■ Extracted entries ■
** Start **

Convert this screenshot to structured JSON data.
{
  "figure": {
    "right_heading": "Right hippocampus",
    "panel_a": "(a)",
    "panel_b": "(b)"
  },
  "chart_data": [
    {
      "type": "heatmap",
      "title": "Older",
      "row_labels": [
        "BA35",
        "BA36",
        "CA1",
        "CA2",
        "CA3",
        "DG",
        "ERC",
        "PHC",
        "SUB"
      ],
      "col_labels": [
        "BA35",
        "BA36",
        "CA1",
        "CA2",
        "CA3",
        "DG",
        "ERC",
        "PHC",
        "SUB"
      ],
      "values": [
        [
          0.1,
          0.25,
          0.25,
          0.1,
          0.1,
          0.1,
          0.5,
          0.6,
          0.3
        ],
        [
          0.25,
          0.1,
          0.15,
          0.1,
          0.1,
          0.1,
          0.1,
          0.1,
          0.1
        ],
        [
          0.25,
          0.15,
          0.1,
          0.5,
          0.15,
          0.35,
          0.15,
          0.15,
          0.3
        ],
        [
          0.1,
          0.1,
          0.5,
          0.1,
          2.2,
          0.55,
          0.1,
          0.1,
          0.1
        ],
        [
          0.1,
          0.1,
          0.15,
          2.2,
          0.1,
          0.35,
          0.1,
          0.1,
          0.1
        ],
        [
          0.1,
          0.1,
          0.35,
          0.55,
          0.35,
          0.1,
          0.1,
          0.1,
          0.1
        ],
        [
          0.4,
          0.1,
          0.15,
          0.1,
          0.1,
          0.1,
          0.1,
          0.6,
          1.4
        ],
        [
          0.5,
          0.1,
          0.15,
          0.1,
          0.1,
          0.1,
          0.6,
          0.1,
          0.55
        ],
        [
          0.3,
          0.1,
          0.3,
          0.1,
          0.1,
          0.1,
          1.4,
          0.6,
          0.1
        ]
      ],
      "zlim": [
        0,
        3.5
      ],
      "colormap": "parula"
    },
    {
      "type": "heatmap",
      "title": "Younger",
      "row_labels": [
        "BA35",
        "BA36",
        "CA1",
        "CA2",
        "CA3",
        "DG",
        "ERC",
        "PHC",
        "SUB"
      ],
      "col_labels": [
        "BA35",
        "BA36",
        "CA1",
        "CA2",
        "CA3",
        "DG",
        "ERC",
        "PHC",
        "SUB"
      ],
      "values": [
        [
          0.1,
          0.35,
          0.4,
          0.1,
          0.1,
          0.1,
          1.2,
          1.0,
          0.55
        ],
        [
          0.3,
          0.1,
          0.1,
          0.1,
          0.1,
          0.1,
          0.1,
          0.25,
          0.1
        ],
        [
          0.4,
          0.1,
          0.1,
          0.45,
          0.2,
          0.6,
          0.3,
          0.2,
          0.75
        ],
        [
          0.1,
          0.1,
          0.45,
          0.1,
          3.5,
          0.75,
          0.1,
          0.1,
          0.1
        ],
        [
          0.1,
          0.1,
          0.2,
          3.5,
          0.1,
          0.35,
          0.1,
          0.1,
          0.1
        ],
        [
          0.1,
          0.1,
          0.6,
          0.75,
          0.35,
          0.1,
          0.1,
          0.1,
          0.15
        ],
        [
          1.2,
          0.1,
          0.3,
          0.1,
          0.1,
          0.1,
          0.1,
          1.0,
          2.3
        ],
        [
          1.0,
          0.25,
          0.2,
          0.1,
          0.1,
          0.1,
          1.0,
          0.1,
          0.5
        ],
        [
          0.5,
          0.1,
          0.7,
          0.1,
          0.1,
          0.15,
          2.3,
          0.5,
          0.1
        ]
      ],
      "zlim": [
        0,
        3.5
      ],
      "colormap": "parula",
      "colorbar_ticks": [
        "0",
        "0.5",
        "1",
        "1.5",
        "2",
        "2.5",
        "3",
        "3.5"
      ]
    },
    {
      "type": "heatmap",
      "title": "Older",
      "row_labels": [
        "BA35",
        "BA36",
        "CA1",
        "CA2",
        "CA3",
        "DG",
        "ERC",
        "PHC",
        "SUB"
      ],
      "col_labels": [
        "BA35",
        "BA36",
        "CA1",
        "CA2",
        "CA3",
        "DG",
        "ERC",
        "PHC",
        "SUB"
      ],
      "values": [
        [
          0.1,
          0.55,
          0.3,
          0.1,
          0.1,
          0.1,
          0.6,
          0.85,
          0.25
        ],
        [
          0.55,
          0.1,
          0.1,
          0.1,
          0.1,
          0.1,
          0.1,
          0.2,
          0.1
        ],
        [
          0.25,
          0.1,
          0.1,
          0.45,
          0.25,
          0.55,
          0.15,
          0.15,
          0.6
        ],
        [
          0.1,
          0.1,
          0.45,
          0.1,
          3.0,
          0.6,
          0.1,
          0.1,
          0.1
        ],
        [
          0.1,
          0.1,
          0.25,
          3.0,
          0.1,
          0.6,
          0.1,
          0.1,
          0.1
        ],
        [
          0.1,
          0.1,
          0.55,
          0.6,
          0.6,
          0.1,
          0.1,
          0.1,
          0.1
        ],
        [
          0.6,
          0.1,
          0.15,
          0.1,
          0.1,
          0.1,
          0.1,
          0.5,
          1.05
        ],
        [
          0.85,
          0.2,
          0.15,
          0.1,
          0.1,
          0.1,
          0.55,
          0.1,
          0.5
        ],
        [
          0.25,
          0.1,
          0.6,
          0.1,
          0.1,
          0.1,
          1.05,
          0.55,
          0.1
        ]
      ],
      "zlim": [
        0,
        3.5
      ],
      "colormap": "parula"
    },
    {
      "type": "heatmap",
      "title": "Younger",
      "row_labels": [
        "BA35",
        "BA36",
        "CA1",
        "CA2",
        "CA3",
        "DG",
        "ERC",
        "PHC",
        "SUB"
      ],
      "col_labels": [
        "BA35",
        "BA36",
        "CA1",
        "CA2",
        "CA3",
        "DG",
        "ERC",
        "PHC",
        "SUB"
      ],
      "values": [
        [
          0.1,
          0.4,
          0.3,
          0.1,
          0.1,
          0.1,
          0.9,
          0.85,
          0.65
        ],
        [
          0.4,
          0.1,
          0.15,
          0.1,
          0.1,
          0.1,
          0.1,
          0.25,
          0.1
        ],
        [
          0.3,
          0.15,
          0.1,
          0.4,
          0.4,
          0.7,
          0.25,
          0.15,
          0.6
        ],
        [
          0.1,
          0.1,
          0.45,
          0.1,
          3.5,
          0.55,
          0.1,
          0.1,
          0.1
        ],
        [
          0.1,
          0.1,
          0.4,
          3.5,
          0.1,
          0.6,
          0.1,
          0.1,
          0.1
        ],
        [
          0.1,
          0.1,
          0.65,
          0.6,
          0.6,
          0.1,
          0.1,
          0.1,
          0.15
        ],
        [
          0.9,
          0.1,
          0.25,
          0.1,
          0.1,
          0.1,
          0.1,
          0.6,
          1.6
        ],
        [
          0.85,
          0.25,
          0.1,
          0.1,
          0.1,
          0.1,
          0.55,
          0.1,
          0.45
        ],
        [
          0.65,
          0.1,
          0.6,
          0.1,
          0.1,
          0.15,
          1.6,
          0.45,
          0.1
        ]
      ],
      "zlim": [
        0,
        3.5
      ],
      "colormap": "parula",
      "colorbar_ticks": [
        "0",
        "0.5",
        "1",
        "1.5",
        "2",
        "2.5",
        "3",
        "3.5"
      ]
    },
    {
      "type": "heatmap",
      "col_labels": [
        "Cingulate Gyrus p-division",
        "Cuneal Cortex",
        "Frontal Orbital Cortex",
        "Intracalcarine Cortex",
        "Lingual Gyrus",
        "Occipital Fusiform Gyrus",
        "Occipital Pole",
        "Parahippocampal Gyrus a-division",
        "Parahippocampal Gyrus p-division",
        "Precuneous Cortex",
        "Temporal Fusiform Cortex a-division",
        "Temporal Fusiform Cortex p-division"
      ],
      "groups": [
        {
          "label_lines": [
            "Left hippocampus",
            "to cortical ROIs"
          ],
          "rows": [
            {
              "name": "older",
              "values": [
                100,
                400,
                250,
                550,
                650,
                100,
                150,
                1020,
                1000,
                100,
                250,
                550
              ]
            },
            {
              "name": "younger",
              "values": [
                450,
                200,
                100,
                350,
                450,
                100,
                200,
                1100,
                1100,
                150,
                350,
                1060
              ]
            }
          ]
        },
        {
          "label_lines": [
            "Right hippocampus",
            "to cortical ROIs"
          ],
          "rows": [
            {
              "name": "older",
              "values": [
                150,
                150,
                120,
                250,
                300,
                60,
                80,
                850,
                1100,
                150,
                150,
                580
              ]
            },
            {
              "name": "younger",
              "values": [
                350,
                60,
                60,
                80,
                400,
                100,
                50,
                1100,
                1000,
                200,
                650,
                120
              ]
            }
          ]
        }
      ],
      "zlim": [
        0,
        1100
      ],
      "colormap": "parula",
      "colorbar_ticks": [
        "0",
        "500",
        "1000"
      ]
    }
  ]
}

** End **

■ Exercise requirements ■
Find every line that has "Right" in it, then return those lines.

■ Expected answer ■
    "right_heading": "Right hippocampus",
            "Right hippocampus",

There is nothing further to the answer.